— BEGIN Data for processing —

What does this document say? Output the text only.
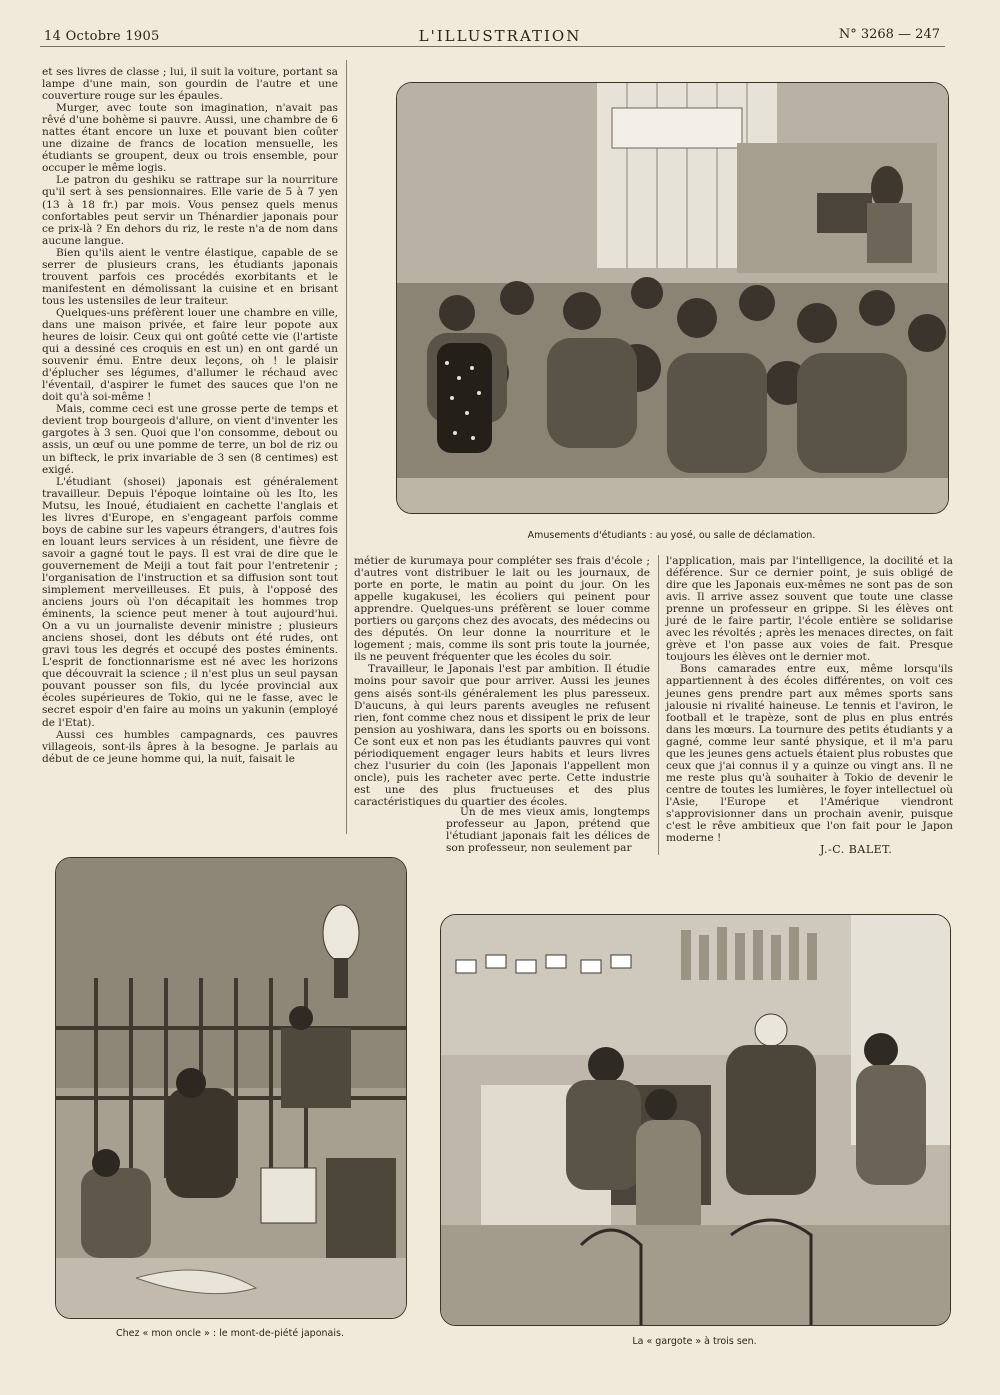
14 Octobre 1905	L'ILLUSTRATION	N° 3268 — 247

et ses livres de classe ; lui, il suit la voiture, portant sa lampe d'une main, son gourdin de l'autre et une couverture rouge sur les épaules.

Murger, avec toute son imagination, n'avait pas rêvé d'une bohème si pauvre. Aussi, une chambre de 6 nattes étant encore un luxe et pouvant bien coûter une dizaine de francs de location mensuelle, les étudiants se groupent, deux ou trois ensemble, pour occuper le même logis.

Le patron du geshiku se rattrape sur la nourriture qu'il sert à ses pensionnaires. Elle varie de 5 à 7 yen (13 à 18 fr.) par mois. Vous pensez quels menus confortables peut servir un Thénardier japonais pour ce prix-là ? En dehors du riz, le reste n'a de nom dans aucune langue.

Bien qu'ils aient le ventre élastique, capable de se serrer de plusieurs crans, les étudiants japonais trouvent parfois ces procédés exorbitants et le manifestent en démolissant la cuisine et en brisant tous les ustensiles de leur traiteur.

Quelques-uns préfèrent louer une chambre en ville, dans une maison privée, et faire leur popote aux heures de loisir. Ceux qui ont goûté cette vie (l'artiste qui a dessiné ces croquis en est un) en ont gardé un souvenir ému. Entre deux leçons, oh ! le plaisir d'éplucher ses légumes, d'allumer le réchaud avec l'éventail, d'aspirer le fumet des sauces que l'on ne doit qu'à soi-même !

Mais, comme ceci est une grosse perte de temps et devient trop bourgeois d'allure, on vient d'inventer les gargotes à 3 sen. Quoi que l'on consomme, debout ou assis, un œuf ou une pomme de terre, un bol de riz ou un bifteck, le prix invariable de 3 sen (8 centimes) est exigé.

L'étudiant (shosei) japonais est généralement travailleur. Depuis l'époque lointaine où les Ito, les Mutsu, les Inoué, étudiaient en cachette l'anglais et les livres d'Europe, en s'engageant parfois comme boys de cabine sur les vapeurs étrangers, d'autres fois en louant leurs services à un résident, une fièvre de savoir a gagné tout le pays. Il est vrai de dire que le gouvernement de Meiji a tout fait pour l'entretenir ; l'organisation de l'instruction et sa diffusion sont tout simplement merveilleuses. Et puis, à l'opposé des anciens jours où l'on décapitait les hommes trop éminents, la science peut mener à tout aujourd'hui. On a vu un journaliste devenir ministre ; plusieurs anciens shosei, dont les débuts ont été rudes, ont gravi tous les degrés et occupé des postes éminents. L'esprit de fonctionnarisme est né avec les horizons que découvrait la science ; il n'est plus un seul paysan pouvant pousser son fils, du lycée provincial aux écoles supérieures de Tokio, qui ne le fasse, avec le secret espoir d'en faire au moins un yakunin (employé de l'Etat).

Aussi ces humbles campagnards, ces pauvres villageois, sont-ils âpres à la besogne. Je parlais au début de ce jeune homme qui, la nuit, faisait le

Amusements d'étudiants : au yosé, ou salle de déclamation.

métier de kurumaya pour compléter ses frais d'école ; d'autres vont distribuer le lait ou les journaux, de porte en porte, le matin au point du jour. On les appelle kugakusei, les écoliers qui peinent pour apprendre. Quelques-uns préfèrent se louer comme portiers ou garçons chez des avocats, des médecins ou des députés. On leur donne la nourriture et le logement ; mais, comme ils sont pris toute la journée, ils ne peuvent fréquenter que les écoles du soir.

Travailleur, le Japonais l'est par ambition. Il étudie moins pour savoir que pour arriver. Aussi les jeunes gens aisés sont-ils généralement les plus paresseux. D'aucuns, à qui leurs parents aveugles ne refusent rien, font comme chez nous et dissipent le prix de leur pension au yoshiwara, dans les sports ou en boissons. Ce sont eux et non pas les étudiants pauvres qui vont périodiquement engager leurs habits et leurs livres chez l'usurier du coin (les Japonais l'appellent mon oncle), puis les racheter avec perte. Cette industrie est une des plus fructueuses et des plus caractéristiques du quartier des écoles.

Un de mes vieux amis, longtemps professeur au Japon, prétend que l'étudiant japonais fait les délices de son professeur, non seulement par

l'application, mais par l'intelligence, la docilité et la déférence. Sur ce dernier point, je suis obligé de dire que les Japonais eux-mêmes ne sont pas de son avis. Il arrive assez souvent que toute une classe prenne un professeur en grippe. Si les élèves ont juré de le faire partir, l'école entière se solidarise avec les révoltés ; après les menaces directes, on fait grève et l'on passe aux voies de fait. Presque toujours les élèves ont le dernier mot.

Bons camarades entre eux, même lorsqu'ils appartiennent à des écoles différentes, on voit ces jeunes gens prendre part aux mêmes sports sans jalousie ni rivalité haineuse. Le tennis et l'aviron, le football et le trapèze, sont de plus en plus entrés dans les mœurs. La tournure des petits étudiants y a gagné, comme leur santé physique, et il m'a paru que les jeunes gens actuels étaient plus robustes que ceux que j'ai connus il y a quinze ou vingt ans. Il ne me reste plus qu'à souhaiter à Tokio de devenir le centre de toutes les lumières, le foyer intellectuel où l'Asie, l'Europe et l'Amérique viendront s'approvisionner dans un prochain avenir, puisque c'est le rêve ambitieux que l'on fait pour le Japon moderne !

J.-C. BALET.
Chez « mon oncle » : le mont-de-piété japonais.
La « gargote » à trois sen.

— END Data for processing —
— BEGIN Data for processing —

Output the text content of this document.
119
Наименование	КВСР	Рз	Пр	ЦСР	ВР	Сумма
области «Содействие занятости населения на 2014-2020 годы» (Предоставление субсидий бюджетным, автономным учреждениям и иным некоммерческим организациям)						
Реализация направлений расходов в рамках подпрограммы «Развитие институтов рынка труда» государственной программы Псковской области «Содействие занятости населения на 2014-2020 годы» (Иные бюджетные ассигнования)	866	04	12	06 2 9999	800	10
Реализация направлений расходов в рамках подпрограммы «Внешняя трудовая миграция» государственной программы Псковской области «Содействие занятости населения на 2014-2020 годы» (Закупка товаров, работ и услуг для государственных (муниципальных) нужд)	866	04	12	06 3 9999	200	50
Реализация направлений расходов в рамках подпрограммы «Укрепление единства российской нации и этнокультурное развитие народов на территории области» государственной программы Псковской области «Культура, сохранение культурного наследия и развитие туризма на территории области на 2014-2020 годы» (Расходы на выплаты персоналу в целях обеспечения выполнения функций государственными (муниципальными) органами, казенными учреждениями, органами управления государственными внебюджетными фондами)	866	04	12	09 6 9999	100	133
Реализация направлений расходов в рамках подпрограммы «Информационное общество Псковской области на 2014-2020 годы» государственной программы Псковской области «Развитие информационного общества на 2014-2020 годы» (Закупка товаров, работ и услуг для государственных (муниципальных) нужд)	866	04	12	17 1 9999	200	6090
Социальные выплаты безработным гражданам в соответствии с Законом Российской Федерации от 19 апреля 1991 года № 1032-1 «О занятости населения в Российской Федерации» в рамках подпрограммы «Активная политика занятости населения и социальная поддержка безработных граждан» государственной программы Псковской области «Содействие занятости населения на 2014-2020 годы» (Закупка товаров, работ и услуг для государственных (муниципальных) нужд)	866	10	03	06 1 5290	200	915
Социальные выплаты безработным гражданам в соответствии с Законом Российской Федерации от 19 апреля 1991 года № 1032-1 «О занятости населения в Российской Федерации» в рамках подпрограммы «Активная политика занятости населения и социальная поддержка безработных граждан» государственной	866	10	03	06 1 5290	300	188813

— END Data for processing —
— BEGIN Data for processing —

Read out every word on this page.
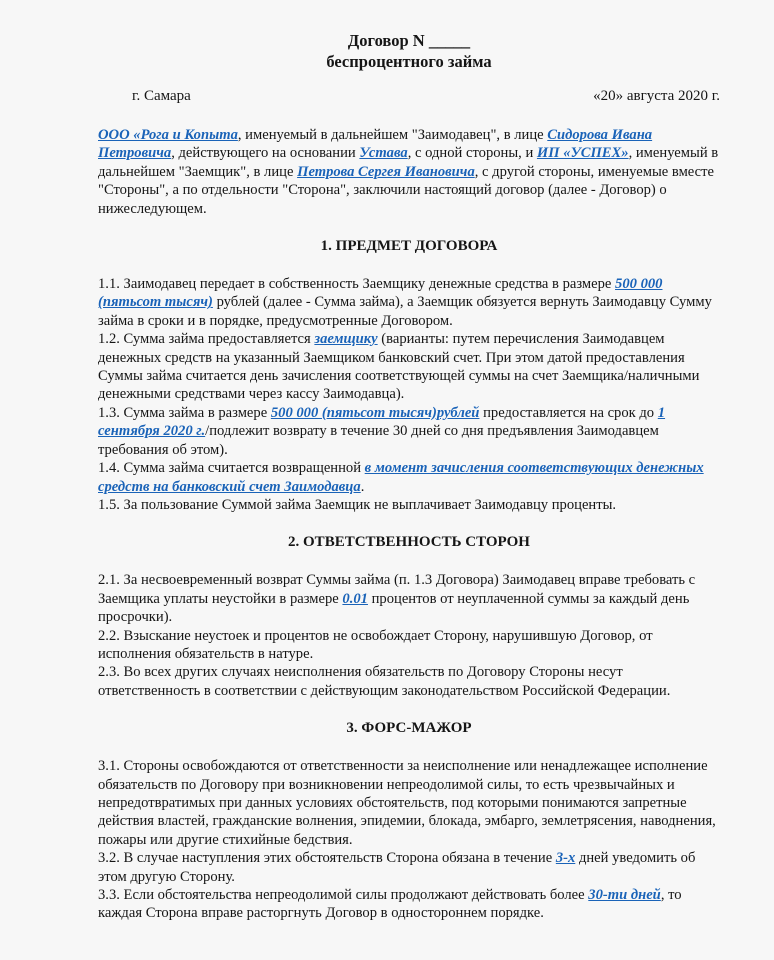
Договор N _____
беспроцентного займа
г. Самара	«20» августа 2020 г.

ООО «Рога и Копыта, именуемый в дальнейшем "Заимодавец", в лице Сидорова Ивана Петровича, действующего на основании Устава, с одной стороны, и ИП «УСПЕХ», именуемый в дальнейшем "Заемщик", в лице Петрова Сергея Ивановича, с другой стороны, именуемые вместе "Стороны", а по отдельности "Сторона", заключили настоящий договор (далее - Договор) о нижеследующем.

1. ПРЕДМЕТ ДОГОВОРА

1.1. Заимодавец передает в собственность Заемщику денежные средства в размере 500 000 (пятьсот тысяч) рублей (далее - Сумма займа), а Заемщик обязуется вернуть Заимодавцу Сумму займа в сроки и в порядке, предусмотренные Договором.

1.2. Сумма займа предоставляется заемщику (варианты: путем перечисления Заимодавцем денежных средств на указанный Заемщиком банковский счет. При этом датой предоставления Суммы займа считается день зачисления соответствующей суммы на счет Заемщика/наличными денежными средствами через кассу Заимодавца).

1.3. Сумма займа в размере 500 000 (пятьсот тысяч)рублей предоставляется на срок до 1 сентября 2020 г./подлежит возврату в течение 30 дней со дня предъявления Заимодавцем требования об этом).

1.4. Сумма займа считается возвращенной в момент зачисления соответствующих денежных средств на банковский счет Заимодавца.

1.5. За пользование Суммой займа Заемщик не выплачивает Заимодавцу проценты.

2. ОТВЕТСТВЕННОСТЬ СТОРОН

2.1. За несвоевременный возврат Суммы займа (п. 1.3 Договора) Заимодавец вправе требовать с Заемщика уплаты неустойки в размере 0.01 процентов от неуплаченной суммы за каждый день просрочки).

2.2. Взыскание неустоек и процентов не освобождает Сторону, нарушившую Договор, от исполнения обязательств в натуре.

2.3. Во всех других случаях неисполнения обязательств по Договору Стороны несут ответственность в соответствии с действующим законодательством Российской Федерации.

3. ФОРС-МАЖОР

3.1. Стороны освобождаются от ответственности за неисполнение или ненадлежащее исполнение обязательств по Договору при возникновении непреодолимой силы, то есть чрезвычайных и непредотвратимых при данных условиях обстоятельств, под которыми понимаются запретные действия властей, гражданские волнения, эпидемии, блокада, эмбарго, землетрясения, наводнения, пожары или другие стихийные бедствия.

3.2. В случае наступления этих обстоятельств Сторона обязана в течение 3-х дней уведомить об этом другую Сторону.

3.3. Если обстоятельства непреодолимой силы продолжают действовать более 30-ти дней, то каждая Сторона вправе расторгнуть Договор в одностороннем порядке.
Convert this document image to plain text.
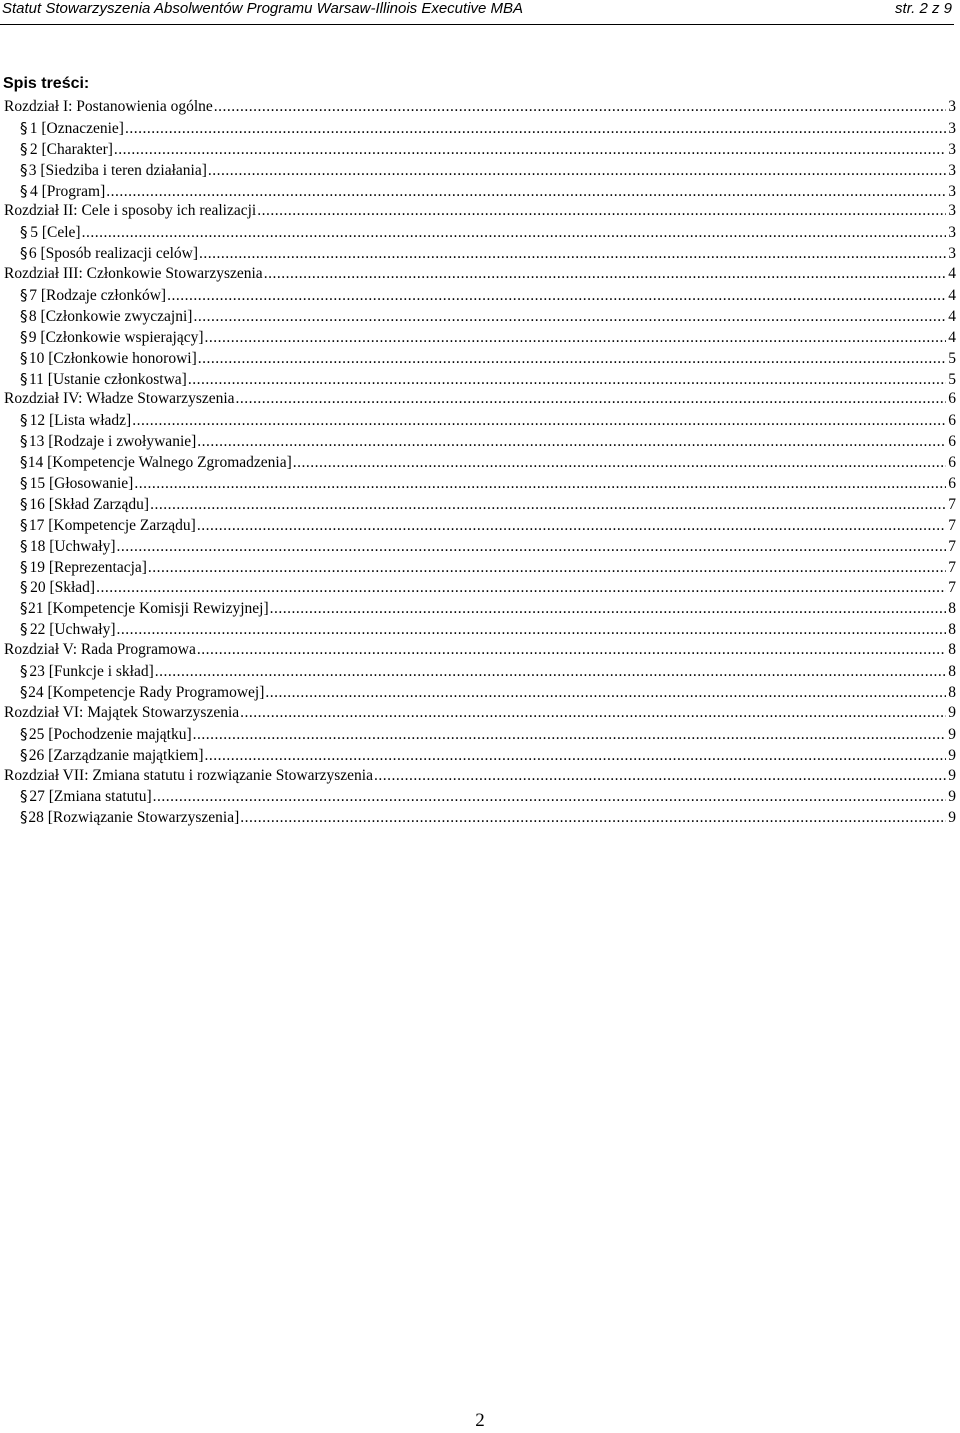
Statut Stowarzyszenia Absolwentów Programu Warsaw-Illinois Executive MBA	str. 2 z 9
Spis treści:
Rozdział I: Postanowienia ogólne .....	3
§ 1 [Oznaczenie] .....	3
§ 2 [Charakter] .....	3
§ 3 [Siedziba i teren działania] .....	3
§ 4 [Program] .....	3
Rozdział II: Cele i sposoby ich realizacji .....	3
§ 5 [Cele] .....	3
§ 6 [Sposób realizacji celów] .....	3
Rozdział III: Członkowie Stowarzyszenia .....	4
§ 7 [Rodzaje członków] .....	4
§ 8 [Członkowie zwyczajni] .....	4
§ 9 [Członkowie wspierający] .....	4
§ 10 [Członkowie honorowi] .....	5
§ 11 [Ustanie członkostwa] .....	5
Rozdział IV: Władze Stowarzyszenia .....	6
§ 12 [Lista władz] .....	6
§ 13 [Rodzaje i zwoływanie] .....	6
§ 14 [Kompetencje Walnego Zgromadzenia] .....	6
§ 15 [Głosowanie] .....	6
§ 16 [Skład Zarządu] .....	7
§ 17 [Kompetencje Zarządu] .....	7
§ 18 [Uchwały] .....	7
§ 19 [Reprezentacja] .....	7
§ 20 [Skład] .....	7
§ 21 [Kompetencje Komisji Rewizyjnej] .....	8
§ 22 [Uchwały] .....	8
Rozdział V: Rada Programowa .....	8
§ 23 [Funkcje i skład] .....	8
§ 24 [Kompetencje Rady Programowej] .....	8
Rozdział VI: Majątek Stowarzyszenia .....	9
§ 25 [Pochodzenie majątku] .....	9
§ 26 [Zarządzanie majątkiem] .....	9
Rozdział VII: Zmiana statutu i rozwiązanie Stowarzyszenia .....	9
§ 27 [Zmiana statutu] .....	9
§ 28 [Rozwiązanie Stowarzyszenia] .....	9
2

— END Data for processing —

* Given problem:
Search the records for the word "процентов" and copy every line where it occurs.

* Task response:
2.1. За несвоевременный возврат Суммы займа (п. 1.3 Договора) Заимодавец вправе требовать с Заемщика уплаты неустойки в размере 0.01 процентов от неуплаченной суммы за каждый день просрочки).
2.2. Взыскание неустоек и процентов не освобождает Сторону, нарушившую Договор, от исполнения обязательств в натуре.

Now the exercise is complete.